Write out every entry precisely as given, leaving the pictures out.
[START]
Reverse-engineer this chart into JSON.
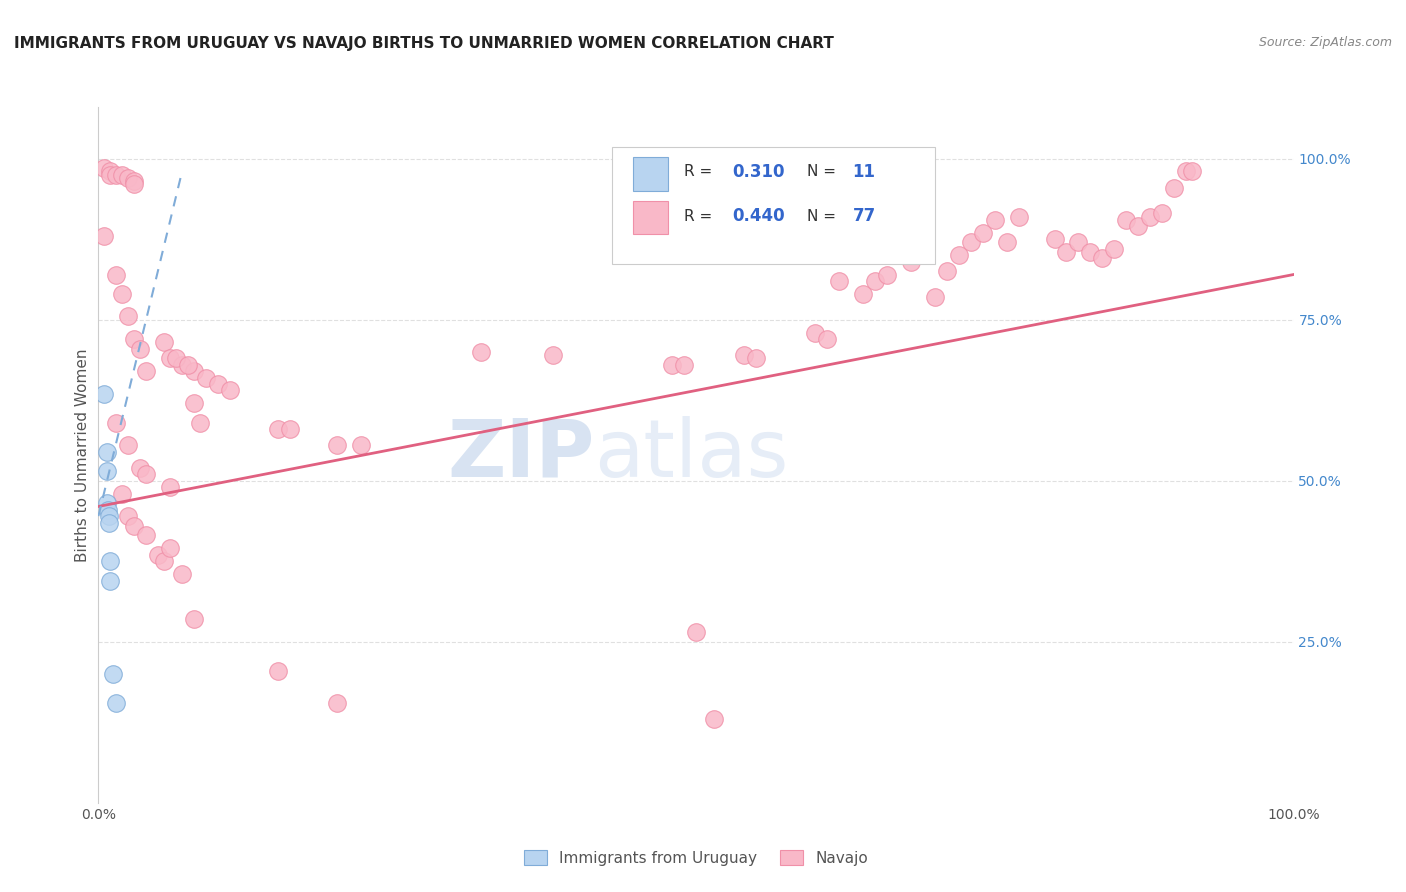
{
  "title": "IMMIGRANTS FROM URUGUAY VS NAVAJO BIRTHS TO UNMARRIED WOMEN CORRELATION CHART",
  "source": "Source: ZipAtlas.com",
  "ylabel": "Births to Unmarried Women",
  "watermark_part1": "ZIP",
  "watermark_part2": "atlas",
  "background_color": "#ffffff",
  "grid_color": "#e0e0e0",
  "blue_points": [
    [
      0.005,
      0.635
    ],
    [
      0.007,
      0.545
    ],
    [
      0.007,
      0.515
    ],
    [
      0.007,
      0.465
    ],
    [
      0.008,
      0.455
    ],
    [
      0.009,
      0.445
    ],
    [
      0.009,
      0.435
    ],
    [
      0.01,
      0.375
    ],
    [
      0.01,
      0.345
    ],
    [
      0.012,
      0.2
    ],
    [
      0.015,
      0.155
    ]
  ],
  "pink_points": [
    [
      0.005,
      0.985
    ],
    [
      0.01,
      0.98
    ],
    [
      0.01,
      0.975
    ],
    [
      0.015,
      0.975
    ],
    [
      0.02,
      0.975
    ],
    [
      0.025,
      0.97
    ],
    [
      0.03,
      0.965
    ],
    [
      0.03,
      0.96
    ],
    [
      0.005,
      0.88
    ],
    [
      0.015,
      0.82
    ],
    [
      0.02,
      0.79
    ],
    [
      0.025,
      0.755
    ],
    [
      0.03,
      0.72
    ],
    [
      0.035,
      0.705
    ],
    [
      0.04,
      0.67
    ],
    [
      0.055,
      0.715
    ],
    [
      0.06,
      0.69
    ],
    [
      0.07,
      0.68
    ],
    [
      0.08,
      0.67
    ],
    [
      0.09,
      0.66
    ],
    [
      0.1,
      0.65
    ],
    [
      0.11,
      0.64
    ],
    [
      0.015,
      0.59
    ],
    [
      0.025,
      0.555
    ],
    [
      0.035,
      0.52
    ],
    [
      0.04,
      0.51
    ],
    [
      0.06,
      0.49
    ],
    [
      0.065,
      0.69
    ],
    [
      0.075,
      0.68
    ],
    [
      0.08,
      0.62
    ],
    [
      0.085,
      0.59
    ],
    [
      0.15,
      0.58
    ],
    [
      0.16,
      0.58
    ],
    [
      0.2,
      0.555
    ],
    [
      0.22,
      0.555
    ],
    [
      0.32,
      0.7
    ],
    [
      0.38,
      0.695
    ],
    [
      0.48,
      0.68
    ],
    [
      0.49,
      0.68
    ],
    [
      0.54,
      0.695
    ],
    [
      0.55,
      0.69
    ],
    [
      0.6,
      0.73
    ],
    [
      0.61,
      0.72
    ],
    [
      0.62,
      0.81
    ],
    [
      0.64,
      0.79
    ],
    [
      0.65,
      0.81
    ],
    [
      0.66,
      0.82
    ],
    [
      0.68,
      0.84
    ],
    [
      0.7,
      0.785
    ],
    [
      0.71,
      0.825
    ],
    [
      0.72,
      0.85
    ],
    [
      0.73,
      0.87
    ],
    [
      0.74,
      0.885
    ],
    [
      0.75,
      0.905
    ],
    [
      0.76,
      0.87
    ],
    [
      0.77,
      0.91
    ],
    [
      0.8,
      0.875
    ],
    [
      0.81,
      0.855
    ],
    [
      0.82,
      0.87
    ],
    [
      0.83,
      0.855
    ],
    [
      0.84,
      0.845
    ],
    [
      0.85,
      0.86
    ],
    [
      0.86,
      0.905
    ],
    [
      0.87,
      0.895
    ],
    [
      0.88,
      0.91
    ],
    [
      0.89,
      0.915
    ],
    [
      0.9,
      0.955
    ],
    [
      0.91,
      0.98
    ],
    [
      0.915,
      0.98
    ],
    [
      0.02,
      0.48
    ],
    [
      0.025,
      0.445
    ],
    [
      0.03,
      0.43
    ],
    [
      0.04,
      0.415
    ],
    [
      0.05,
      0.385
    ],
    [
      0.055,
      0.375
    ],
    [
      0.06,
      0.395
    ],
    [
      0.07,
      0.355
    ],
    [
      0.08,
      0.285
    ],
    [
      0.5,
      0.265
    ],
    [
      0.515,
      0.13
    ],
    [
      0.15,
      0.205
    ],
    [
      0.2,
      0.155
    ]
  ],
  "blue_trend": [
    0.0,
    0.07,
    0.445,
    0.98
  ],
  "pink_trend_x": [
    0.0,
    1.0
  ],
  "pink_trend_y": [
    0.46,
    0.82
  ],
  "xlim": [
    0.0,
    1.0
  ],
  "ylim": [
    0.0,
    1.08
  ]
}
[END]
● **Expected answer**:
Reverse-engineer this chart into JSON.
{
  "title": "IMMIGRANTS FROM URUGUAY VS NAVAJO BIRTHS TO UNMARRIED WOMEN CORRELATION CHART",
  "source": "Source: ZipAtlas.com",
  "ylabel": "Births to Unmarried Women",
  "watermark_part1": "ZIP",
  "watermark_part2": "atlas",
  "background_color": "#ffffff",
  "grid_color": "#e0e0e0",
  "blue_points": [
    [
      0.005,
      0.635
    ],
    [
      0.007,
      0.545
    ],
    [
      0.007,
      0.515
    ],
    [
      0.007,
      0.465
    ],
    [
      0.008,
      0.455
    ],
    [
      0.009,
      0.445
    ],
    [
      0.009,
      0.435
    ],
    [
      0.01,
      0.375
    ],
    [
      0.01,
      0.345
    ],
    [
      0.012,
      0.2
    ],
    [
      0.015,
      0.155
    ]
  ],
  "pink_points": [
    [
      0.005,
      0.985
    ],
    [
      0.01,
      0.98
    ],
    [
      0.01,
      0.975
    ],
    [
      0.015,
      0.975
    ],
    [
      0.02,
      0.975
    ],
    [
      0.025,
      0.97
    ],
    [
      0.03,
      0.965
    ],
    [
      0.03,
      0.96
    ],
    [
      0.005,
      0.88
    ],
    [
      0.015,
      0.82
    ],
    [
      0.02,
      0.79
    ],
    [
      0.025,
      0.755
    ],
    [
      0.03,
      0.72
    ],
    [
      0.035,
      0.705
    ],
    [
      0.04,
      0.67
    ],
    [
      0.055,
      0.715
    ],
    [
      0.06,
      0.69
    ],
    [
      0.07,
      0.68
    ],
    [
      0.08,
      0.67
    ],
    [
      0.09,
      0.66
    ],
    [
      0.1,
      0.65
    ],
    [
      0.11,
      0.64
    ],
    [
      0.015,
      0.59
    ],
    [
      0.025,
      0.555
    ],
    [
      0.035,
      0.52
    ],
    [
      0.04,
      0.51
    ],
    [
      0.06,
      0.49
    ],
    [
      0.065,
      0.69
    ],
    [
      0.075,
      0.68
    ],
    [
      0.08,
      0.62
    ],
    [
      0.085,
      0.59
    ],
    [
      0.15,
      0.58
    ],
    [
      0.16,
      0.58
    ],
    [
      0.2,
      0.555
    ],
    [
      0.22,
      0.555
    ],
    [
      0.32,
      0.7
    ],
    [
      0.38,
      0.695
    ],
    [
      0.48,
      0.68
    ],
    [
      0.49,
      0.68
    ],
    [
      0.54,
      0.695
    ],
    [
      0.55,
      0.69
    ],
    [
      0.6,
      0.73
    ],
    [
      0.61,
      0.72
    ],
    [
      0.62,
      0.81
    ],
    [
      0.64,
      0.79
    ],
    [
      0.65,
      0.81
    ],
    [
      0.66,
      0.82
    ],
    [
      0.68,
      0.84
    ],
    [
      0.7,
      0.785
    ],
    [
      0.71,
      0.825
    ],
    [
      0.72,
      0.85
    ],
    [
      0.73,
      0.87
    ],
    [
      0.74,
      0.885
    ],
    [
      0.75,
      0.905
    ],
    [
      0.76,
      0.87
    ],
    [
      0.77,
      0.91
    ],
    [
      0.8,
      0.875
    ],
    [
      0.81,
      0.855
    ],
    [
      0.82,
      0.87
    ],
    [
      0.83,
      0.855
    ],
    [
      0.84,
      0.845
    ],
    [
      0.85,
      0.86
    ],
    [
      0.86,
      0.905
    ],
    [
      0.87,
      0.895
    ],
    [
      0.88,
      0.91
    ],
    [
      0.89,
      0.915
    ],
    [
      0.9,
      0.955
    ],
    [
      0.91,
      0.98
    ],
    [
      0.915,
      0.98
    ],
    [
      0.02,
      0.48
    ],
    [
      0.025,
      0.445
    ],
    [
      0.03,
      0.43
    ],
    [
      0.04,
      0.415
    ],
    [
      0.05,
      0.385
    ],
    [
      0.055,
      0.375
    ],
    [
      0.06,
      0.395
    ],
    [
      0.07,
      0.355
    ],
    [
      0.08,
      0.285
    ],
    [
      0.5,
      0.265
    ],
    [
      0.515,
      0.13
    ],
    [
      0.15,
      0.205
    ],
    [
      0.2,
      0.155
    ]
  ],
  "blue_trend": [
    0.0,
    0.07,
    0.445,
    0.98
  ],
  "pink_trend_x": [
    0.0,
    1.0
  ],
  "pink_trend_y": [
    0.46,
    0.82
  ],
  "xlim": [
    0.0,
    1.0
  ],
  "ylim": [
    0.0,
    1.08
  ]
}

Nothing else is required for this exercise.